**Task requirements**
A – List every number written in digits in the Hele-Shaw clutch passage below.
B – Transcribe the Hele-Shaw clutch passage below between "In the Hele-Shaw" and "with 64 plates.", inclusive.

**Passage to read**
== Segment start ==
The Hele-Shaw clutch was an early form of multi-plate wet clutch, in use around 1900. It was named after its inventor, Professor Henry Selby Hele-Shaw, who was noted for his work in viscosity and flows through small gaps between parallel plates. The clutch was innovative in not relying upon friction, as other clutches did.

== Description ==
The clutch appears outwardly similar to most other multi-plate clutches. A stack of plates is enclosed in a housing with a divided central shaft. Alternate plates are keyed to either the input or output shafts, through either the inner or outer housings. A pressure plate is arranged at one end of the stack so that an axial force may be applied, compressing the stack and causing it to transmit the drive. Releasing the pressure releases the clutch.

In the Hele-Shaw clutch, the many plates are lightweight pressings from thin sheets of steel. Each plate has a ring pressed into it, V-shaped in section and forming a frustum of a cone with each side. The clutch is always used wet, so that there is a very thin layer of oil between the plates, even when compressed. For high powers there may be a great many of these plates, necessitated by the driving torque through of the keying teeth. The 1908 Itala Grand Prix car had a clutch with 64 plates.
== Segment end ==
**Data supplied**
== Segment start ==
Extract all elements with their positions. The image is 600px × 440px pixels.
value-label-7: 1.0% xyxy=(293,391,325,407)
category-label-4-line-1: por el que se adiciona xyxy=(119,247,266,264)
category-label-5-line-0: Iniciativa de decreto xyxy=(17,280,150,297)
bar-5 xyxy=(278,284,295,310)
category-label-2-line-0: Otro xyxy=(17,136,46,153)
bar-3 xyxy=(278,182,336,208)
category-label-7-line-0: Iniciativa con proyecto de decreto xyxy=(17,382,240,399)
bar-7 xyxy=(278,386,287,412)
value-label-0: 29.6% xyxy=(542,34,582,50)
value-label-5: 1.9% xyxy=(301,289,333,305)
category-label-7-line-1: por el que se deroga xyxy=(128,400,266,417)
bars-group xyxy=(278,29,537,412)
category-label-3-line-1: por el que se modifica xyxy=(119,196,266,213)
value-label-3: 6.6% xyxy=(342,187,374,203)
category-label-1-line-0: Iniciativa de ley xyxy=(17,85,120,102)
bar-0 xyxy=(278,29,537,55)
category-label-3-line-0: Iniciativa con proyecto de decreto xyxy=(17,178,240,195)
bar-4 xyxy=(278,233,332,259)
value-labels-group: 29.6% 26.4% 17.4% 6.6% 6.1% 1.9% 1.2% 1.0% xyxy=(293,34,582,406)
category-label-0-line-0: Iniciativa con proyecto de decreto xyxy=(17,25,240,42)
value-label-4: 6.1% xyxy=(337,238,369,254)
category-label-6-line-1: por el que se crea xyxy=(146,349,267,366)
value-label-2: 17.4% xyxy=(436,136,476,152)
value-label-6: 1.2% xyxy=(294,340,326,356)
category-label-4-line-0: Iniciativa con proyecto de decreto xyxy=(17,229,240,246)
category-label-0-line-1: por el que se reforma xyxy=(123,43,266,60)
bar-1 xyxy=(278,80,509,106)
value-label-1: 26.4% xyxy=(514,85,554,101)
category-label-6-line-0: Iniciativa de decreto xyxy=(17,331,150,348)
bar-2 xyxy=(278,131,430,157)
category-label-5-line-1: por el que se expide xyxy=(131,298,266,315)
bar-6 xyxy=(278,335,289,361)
== Segment end ==
**Results of the exercise**
A – 1900, 1908, 64

B –
In the Hele-Shaw clutch, the many plates are lightweight pressings from thin sheets of steel. Each plate has a ring pressed into it, V-shaped in section and forming a frustum of a cone with each side. The clutch is always used wet, so that there is a very thin layer of oil between the plates, even when compressed. For high powers there may be a great many of these plates, necessitated by the driving torque through of the keying teeth. The 1908 Itala Grand Prix car had a clutch with 64 plates.